— Start INPUT —
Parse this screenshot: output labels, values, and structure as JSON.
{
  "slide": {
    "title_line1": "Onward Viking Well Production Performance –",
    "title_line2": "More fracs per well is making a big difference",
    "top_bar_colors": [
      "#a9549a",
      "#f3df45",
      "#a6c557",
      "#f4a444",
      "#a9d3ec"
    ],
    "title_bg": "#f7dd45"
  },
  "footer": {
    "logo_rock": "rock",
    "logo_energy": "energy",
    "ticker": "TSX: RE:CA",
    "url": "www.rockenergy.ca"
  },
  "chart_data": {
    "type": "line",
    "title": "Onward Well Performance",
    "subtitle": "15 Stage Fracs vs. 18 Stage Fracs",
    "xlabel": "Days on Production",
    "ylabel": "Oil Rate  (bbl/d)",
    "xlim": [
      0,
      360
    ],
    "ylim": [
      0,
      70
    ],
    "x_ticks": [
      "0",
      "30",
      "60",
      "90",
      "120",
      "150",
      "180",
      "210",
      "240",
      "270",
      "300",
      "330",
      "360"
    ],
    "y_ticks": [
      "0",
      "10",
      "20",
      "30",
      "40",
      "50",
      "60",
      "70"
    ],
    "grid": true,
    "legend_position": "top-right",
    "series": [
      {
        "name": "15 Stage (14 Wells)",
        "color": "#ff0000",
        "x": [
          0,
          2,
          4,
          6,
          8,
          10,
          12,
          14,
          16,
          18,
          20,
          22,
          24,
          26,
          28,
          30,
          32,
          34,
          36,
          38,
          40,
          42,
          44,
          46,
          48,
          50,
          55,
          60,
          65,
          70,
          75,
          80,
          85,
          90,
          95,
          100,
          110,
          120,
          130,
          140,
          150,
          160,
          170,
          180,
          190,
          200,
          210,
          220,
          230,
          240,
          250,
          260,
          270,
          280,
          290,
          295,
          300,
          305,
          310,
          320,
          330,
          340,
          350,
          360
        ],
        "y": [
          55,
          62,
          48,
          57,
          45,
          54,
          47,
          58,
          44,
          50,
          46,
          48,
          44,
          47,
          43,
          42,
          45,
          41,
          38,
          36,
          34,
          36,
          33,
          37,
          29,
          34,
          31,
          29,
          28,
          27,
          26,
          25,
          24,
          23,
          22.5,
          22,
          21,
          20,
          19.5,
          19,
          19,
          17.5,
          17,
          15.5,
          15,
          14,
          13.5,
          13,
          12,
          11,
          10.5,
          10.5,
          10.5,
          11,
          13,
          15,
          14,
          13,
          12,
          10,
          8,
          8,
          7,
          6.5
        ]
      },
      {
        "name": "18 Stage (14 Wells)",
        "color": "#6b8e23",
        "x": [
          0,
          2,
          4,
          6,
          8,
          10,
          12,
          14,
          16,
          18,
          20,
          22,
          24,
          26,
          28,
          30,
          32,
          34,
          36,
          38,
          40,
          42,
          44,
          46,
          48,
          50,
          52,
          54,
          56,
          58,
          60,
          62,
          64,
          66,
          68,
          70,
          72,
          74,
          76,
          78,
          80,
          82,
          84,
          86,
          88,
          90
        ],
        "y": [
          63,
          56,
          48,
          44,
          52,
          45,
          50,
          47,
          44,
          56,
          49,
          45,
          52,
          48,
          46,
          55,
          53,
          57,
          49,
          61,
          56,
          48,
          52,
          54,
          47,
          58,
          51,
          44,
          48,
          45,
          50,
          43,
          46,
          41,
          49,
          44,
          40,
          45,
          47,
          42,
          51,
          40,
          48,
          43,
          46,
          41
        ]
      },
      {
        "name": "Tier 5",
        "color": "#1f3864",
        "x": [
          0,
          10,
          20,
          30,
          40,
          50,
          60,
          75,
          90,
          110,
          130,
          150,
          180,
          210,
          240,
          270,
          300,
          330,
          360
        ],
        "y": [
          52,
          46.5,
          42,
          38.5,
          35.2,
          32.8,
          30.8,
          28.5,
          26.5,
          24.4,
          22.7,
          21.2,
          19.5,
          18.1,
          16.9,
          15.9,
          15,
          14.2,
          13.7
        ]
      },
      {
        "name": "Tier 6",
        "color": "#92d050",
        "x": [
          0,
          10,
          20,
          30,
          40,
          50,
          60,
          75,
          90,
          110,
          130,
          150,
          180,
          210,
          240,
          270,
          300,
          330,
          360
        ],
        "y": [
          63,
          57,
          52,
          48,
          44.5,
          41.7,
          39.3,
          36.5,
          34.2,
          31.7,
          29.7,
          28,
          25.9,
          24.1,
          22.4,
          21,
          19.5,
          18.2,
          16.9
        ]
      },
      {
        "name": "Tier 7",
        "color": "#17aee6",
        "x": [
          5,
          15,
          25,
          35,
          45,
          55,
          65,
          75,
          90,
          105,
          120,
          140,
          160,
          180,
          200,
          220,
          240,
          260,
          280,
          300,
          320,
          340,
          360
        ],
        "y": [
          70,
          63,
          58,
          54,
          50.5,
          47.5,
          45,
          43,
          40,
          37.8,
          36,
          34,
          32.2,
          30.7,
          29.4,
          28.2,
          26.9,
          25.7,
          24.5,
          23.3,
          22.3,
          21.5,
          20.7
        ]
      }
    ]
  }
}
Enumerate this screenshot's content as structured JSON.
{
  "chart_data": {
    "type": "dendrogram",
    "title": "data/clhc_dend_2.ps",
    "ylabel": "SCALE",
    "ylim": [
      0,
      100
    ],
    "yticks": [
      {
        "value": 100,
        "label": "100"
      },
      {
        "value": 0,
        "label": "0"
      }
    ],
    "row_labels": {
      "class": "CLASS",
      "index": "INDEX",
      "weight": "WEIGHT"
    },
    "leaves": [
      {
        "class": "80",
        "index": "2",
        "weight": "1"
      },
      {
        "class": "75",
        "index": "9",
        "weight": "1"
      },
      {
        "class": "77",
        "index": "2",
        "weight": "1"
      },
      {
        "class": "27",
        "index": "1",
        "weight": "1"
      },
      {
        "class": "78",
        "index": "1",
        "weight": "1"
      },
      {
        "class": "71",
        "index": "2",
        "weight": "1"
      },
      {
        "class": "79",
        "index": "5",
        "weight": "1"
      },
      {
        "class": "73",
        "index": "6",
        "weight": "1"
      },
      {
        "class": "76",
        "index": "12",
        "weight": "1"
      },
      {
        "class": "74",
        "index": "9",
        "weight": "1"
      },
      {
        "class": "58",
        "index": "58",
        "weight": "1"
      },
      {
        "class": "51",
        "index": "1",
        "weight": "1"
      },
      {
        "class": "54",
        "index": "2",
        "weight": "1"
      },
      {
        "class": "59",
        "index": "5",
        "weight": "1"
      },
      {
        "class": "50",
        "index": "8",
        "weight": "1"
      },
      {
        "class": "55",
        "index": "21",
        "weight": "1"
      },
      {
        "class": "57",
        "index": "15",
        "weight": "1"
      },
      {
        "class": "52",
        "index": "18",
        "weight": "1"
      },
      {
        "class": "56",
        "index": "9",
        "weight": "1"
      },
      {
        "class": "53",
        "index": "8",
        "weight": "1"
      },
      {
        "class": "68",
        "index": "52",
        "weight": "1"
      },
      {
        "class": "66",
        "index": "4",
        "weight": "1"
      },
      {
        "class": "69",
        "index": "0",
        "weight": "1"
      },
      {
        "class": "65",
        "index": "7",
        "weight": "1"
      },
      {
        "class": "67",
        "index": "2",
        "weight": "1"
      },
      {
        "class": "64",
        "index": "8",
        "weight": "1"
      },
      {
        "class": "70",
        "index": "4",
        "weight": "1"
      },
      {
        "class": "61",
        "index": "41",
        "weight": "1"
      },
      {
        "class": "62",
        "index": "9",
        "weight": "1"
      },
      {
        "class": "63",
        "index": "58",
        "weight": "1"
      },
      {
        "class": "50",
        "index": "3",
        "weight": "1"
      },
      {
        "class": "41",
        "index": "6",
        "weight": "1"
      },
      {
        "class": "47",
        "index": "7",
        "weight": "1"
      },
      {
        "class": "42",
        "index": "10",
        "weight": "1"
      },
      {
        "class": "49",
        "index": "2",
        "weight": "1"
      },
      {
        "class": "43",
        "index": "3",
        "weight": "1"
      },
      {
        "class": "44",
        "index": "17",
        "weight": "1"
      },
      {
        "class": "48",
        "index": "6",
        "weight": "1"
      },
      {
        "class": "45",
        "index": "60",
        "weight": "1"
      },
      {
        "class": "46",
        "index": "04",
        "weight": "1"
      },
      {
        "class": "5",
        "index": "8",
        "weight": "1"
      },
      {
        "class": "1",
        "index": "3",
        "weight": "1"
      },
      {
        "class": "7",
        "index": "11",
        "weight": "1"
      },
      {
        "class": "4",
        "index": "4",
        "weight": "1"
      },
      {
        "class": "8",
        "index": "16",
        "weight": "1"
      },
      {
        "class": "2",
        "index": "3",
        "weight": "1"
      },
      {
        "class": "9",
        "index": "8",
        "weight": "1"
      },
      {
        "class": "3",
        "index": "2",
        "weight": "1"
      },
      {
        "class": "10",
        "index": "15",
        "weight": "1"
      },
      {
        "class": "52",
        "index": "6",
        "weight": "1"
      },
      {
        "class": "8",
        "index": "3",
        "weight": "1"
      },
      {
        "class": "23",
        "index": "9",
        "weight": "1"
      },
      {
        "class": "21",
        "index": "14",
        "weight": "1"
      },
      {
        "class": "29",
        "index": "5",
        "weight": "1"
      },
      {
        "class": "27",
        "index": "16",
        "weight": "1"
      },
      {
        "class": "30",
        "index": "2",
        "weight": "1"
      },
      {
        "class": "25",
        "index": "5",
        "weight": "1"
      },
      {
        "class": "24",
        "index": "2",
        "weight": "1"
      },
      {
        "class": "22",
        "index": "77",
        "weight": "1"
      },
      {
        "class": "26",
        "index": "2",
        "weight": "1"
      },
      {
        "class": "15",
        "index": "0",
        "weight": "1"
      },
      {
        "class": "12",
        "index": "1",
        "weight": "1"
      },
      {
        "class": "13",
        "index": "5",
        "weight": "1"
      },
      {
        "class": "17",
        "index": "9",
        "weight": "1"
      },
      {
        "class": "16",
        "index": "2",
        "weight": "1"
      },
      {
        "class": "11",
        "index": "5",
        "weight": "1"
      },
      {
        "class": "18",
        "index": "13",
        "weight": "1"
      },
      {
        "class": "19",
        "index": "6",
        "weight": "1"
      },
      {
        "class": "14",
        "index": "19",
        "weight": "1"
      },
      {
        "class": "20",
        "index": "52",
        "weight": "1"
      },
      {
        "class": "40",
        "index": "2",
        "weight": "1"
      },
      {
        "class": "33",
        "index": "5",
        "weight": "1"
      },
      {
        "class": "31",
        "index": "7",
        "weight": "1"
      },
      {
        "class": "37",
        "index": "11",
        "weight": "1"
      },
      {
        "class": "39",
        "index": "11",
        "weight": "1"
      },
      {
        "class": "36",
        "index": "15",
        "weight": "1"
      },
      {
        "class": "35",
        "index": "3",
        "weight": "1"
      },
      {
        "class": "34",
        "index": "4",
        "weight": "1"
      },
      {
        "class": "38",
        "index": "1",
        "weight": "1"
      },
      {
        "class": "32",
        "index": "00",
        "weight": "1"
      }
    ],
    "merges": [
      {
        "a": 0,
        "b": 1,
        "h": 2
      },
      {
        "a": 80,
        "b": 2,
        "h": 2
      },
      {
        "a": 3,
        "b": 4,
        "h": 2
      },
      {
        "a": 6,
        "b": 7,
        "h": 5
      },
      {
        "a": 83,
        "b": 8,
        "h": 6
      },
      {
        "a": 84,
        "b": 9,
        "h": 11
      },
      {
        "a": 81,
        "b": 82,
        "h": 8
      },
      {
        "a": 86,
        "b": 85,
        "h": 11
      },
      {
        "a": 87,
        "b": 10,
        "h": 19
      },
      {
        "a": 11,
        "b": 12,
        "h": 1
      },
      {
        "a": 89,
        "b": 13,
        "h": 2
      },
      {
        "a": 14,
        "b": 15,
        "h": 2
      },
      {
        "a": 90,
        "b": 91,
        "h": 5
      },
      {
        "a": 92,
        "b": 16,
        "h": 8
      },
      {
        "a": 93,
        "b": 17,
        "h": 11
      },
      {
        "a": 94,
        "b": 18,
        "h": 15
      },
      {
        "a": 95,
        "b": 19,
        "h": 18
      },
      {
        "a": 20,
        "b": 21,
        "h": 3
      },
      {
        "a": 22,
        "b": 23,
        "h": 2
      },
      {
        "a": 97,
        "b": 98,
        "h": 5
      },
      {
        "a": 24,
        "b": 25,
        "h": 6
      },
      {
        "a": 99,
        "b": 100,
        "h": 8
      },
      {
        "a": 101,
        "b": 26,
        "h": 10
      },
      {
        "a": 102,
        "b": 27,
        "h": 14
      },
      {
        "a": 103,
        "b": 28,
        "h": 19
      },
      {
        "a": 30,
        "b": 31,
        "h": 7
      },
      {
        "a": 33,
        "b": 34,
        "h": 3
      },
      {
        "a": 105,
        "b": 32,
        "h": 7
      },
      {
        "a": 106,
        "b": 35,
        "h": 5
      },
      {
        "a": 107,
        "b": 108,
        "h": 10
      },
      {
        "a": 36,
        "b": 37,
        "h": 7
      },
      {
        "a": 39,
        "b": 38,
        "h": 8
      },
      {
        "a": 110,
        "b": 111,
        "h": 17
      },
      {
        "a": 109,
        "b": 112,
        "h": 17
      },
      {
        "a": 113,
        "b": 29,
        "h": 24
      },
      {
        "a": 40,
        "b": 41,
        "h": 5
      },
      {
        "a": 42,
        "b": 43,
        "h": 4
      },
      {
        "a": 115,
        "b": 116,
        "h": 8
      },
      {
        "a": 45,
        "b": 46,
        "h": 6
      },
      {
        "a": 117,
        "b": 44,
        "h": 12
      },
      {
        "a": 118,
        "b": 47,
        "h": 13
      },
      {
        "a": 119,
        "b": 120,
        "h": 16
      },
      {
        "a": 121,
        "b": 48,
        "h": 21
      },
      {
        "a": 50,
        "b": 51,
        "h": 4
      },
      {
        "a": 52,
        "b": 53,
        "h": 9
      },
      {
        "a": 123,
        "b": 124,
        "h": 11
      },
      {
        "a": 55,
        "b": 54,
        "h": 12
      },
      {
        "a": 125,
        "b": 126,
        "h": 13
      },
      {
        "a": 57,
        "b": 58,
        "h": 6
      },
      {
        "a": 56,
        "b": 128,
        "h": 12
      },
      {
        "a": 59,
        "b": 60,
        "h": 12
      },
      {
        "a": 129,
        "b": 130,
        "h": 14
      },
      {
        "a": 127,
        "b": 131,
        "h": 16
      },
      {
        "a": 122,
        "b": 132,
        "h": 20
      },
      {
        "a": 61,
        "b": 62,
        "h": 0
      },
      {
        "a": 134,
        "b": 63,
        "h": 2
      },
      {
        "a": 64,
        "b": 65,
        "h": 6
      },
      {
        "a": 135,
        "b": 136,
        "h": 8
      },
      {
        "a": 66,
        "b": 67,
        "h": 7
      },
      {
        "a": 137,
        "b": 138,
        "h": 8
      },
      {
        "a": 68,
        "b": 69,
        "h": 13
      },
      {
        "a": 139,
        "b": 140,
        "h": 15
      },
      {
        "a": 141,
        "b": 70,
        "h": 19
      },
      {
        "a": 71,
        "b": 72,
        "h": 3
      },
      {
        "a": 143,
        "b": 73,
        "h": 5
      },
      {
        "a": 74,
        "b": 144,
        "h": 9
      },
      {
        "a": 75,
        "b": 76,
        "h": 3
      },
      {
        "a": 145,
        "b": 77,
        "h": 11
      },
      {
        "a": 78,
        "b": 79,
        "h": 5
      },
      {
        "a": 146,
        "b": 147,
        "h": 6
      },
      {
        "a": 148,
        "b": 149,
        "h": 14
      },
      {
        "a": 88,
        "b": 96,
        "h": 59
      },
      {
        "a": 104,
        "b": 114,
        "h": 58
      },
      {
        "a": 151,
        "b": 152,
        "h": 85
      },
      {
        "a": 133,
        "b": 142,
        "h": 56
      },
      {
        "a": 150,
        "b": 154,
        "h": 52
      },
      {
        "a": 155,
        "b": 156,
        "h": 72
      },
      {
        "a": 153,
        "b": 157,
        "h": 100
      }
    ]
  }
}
— End INPUT —
Pull out all lines in the data above that include "Production".

    "title_line1": "Onward Viking Well Production Performance –",
    "xlabel": "Days on Production",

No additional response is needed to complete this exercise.